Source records
[START]

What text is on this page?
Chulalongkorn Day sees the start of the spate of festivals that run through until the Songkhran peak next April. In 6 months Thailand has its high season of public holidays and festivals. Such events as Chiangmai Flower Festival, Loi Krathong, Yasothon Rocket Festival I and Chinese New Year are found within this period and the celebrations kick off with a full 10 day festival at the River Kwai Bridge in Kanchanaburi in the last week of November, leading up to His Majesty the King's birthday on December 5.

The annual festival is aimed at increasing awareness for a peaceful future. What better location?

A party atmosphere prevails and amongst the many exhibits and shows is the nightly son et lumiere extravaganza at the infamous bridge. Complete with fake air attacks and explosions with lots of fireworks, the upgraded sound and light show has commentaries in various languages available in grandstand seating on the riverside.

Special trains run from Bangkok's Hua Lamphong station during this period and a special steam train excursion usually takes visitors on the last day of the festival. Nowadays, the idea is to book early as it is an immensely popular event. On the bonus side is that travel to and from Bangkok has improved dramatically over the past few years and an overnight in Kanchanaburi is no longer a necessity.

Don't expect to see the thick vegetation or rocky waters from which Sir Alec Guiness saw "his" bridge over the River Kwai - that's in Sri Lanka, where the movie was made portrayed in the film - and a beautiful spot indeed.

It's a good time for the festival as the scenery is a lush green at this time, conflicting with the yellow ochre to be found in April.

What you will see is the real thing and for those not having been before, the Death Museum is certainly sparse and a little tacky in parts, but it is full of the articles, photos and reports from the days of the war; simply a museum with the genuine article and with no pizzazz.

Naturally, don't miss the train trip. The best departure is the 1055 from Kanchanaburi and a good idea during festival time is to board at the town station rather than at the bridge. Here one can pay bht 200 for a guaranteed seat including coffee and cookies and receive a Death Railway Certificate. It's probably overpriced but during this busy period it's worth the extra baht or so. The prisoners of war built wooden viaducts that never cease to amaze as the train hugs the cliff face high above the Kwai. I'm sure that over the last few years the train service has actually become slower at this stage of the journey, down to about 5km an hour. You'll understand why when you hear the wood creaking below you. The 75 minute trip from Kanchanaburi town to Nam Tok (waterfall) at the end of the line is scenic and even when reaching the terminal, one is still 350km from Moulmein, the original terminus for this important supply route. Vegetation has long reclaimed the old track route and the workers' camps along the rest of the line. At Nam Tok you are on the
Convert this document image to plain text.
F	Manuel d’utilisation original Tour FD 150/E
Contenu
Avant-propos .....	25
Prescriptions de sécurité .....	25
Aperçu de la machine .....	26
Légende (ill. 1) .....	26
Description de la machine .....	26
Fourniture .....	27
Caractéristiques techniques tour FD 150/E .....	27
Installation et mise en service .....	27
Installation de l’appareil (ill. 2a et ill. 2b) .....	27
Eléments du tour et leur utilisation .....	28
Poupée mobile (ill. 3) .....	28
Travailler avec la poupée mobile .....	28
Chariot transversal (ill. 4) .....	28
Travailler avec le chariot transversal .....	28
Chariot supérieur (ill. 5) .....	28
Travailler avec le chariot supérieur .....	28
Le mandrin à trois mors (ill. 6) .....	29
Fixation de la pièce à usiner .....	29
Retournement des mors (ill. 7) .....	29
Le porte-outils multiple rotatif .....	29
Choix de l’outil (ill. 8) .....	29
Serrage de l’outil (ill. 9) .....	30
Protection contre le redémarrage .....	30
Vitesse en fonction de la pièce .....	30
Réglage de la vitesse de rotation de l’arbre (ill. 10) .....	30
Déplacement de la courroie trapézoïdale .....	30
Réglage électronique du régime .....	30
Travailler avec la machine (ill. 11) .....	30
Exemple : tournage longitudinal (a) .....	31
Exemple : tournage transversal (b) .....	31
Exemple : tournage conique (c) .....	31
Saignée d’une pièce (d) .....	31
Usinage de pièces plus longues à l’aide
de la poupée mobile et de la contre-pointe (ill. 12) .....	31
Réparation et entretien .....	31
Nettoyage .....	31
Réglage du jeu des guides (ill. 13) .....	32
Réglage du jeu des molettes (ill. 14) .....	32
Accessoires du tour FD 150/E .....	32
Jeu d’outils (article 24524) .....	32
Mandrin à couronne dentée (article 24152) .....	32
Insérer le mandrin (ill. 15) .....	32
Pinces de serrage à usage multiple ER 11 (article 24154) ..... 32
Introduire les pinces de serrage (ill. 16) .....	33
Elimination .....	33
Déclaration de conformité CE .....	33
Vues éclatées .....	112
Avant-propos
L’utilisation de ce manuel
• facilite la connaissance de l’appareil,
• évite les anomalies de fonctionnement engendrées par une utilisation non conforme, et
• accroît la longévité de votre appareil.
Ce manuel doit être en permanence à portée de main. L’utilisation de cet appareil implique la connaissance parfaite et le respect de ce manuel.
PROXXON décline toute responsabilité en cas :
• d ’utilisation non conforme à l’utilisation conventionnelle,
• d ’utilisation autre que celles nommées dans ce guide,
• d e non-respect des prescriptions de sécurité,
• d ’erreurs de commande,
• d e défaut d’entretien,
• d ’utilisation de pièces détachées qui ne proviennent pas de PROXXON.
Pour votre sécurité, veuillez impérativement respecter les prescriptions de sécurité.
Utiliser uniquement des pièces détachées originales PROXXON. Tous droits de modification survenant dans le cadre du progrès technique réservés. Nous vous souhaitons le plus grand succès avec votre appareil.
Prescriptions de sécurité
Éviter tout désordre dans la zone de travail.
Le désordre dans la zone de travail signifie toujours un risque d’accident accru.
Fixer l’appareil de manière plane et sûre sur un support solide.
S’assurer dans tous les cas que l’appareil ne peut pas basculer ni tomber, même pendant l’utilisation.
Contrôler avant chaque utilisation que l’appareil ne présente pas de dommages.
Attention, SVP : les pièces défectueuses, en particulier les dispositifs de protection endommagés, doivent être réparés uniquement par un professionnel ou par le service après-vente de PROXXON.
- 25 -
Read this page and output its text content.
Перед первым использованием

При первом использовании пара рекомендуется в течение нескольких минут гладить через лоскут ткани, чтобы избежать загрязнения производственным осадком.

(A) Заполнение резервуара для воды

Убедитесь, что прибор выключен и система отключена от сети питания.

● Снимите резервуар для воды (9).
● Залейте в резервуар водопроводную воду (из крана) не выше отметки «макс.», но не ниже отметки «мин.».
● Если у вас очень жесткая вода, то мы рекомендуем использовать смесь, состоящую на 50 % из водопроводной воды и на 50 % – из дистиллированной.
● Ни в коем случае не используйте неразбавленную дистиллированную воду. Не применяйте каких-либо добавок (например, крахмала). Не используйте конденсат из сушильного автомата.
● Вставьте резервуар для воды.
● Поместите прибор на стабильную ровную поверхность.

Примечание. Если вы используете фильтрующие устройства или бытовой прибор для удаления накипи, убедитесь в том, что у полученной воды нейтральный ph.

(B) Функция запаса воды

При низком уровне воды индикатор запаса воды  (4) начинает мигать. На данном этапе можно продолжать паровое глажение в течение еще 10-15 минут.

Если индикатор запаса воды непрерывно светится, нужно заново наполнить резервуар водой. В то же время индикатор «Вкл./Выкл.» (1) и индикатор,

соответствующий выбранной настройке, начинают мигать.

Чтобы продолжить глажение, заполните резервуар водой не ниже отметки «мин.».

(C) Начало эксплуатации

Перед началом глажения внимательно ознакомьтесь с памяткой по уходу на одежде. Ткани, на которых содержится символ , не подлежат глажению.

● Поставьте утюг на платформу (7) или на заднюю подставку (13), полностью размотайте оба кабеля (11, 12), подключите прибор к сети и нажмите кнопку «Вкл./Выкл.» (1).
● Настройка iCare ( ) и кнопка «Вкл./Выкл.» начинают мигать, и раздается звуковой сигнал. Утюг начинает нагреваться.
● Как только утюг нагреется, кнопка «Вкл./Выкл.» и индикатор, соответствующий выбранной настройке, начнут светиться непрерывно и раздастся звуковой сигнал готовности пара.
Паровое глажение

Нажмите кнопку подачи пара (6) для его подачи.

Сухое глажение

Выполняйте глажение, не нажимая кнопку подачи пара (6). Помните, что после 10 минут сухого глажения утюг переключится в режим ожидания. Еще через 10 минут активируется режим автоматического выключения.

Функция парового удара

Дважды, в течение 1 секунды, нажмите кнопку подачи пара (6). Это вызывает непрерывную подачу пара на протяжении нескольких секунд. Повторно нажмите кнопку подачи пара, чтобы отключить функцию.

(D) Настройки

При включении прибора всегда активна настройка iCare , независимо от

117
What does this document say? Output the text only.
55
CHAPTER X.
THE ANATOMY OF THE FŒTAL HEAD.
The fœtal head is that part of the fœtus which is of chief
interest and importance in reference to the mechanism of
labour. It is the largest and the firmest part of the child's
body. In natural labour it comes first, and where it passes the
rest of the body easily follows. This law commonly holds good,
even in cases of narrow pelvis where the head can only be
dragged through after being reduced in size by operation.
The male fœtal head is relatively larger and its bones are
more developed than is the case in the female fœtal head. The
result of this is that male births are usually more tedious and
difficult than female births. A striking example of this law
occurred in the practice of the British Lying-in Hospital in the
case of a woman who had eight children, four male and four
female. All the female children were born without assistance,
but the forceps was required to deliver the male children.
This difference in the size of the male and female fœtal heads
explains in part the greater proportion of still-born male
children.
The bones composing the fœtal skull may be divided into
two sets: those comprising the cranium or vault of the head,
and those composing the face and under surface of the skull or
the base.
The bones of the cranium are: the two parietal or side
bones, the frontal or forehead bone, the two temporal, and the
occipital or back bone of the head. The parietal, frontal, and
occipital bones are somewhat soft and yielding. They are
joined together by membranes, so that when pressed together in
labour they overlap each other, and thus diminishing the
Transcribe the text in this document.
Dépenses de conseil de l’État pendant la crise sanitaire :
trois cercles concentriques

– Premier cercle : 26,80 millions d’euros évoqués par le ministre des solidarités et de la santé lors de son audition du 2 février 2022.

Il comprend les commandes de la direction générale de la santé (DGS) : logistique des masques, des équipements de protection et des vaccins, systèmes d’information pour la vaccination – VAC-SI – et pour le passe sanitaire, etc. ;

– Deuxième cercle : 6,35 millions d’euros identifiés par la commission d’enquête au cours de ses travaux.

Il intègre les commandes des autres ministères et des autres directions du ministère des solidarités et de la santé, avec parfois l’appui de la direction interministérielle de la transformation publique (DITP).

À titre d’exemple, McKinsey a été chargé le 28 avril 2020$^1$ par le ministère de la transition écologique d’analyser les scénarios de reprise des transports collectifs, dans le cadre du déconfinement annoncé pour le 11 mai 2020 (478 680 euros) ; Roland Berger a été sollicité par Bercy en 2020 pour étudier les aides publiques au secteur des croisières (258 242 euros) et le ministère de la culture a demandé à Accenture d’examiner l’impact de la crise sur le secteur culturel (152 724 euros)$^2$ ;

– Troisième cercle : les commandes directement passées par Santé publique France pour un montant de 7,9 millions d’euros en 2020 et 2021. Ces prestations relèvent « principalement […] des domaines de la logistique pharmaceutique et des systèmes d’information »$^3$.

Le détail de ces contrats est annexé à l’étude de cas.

[END]

What this task involves: Collect each line above holding the string "size".

Exercise result:
dragged through after being reduced in size by operation.
This difference in the size of the male and female fœtal heads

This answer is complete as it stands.